STATED TASK:
Find the word "Favourites" in the records below. List each line containing it.

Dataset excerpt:
-----
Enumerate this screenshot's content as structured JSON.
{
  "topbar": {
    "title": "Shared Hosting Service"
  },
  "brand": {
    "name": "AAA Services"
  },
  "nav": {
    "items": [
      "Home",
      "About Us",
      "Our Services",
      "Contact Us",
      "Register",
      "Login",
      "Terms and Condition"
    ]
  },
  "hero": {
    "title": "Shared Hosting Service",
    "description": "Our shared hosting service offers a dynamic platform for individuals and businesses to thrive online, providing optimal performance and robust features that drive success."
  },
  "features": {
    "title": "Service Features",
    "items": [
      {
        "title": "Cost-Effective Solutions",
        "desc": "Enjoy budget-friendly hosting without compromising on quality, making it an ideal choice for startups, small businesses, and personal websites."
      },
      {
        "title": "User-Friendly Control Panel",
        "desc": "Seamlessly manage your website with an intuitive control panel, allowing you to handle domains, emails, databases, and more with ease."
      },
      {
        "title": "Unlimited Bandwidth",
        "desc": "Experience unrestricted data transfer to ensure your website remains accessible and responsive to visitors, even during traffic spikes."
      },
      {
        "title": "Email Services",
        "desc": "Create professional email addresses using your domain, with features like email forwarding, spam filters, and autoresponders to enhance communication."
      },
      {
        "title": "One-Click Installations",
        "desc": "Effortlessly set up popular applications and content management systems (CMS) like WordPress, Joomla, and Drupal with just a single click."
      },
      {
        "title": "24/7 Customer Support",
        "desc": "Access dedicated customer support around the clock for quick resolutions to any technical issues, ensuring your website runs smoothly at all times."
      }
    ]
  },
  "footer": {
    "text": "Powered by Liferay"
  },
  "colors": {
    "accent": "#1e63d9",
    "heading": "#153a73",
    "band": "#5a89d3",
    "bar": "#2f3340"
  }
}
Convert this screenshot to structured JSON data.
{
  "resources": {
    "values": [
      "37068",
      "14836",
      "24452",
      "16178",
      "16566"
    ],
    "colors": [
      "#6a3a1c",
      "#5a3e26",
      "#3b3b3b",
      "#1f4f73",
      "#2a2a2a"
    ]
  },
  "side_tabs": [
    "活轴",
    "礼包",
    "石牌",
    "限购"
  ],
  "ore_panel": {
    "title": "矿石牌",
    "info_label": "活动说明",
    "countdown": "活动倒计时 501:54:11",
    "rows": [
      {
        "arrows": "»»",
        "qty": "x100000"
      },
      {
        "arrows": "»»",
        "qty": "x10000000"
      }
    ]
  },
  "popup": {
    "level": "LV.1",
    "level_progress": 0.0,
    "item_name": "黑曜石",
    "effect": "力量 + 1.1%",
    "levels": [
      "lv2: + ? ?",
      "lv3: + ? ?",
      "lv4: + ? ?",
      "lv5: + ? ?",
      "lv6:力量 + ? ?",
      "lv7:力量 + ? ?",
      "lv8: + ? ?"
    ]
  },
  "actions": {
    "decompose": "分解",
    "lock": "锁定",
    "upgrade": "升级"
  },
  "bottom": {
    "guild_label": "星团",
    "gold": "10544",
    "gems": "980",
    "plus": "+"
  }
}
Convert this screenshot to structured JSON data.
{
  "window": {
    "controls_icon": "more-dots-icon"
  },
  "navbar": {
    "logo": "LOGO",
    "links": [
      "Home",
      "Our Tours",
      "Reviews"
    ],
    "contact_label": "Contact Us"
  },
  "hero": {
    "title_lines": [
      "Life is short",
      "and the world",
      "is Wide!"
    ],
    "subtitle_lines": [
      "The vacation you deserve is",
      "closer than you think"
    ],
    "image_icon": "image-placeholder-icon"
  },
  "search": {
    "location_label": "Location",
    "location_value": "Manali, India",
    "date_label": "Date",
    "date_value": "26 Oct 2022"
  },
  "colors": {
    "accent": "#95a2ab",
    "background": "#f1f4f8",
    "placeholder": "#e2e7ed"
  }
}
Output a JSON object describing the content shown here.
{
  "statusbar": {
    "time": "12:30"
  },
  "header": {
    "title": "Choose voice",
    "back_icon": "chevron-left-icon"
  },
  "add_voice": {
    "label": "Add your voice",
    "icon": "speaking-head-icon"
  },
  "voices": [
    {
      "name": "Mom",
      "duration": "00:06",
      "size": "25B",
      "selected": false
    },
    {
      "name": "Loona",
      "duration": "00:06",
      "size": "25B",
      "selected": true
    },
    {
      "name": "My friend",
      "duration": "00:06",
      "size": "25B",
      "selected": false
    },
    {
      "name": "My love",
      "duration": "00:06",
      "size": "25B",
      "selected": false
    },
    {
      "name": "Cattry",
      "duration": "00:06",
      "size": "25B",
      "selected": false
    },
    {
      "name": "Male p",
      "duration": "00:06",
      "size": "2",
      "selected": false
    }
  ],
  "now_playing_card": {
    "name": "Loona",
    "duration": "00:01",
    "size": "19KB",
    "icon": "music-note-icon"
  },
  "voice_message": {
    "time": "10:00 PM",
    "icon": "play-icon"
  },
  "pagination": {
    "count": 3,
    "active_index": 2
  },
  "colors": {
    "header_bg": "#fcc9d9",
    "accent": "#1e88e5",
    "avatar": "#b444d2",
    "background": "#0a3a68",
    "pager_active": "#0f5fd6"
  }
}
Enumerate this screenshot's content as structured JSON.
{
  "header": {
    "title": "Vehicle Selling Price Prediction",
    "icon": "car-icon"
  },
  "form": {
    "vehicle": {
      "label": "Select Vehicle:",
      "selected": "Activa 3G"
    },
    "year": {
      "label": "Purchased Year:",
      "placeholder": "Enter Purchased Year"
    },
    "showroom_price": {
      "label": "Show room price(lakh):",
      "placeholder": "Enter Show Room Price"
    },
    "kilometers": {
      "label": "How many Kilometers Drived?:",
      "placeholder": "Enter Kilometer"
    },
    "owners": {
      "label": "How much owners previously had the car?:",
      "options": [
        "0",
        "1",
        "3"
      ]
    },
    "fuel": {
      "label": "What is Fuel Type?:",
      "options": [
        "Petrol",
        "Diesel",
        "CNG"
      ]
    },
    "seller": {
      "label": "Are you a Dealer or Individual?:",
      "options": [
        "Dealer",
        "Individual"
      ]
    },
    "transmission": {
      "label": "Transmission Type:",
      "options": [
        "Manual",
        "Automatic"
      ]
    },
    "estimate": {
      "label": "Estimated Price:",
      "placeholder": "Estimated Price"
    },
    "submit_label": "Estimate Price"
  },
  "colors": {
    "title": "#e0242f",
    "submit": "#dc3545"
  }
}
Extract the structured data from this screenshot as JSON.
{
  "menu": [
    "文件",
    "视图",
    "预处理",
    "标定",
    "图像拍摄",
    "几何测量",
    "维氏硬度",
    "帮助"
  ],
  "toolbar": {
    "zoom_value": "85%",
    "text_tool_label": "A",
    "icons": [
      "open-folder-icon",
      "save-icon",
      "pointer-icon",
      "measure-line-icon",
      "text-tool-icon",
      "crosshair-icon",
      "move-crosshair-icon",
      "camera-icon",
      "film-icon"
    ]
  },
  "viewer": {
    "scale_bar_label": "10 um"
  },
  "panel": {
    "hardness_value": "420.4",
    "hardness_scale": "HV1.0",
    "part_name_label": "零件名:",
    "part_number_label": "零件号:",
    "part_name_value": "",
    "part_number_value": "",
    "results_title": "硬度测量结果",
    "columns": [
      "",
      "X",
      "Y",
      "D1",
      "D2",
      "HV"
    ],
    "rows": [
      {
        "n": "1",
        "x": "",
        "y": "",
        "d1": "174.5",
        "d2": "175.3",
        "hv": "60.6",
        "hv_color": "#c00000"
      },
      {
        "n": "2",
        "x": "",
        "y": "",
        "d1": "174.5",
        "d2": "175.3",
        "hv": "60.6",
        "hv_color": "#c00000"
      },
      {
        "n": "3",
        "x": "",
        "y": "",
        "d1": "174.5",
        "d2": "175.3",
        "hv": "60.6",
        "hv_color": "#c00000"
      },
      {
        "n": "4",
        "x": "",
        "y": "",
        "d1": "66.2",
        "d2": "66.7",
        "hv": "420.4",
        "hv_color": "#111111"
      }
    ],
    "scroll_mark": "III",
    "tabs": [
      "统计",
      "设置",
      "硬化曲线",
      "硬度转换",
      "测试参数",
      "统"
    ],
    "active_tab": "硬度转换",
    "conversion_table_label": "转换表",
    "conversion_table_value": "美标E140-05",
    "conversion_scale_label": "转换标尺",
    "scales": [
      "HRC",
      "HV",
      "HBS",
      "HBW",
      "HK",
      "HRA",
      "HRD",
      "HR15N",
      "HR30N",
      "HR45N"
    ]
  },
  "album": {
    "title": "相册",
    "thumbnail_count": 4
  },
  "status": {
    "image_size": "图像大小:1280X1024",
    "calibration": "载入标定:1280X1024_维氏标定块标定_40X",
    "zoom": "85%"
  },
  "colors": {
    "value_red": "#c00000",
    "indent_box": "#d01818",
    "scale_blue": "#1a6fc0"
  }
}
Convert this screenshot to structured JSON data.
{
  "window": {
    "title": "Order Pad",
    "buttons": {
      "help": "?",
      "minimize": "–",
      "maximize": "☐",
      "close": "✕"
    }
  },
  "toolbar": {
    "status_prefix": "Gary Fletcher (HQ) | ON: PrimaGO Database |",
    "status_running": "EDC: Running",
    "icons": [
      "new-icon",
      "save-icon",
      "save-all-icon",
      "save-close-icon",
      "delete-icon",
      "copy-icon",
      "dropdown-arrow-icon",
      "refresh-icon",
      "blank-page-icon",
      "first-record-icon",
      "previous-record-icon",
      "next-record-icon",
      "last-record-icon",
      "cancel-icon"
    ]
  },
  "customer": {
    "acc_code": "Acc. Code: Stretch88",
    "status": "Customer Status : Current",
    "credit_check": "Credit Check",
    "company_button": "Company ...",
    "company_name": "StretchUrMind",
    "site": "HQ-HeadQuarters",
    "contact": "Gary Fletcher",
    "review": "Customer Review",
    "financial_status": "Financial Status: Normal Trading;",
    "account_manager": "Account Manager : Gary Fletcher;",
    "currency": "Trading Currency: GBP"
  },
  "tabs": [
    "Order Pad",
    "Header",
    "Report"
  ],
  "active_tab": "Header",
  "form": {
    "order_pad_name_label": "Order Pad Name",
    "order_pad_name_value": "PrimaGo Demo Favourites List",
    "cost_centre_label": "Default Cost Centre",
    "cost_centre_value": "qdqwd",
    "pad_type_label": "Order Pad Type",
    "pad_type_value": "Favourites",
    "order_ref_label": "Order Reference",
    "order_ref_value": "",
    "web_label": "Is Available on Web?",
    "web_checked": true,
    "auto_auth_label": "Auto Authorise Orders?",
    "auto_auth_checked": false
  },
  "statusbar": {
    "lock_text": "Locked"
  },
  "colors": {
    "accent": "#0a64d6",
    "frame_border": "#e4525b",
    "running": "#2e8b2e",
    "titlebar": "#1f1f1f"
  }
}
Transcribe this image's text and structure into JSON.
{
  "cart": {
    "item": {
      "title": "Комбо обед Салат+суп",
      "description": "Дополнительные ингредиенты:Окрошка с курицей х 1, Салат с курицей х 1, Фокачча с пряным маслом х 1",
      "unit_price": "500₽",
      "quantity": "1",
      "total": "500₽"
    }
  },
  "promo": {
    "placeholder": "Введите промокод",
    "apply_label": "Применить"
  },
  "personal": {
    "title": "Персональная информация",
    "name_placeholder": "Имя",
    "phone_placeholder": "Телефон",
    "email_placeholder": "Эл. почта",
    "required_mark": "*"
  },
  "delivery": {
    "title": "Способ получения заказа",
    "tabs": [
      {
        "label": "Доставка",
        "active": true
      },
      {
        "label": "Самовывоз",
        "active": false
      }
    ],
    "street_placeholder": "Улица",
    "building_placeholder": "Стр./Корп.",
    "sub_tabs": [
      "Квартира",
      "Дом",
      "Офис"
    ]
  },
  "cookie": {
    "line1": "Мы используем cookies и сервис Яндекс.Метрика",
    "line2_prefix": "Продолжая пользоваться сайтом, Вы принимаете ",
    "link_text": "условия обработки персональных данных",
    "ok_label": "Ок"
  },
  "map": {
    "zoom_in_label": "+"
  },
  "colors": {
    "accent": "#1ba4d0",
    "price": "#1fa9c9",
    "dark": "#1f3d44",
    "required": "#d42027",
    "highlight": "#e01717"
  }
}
-----
COMPLETE OUTPUT:
    "order_pad_name_value": "PrimaGo Demo Favourites List",
    "pad_type_value": "Favourites",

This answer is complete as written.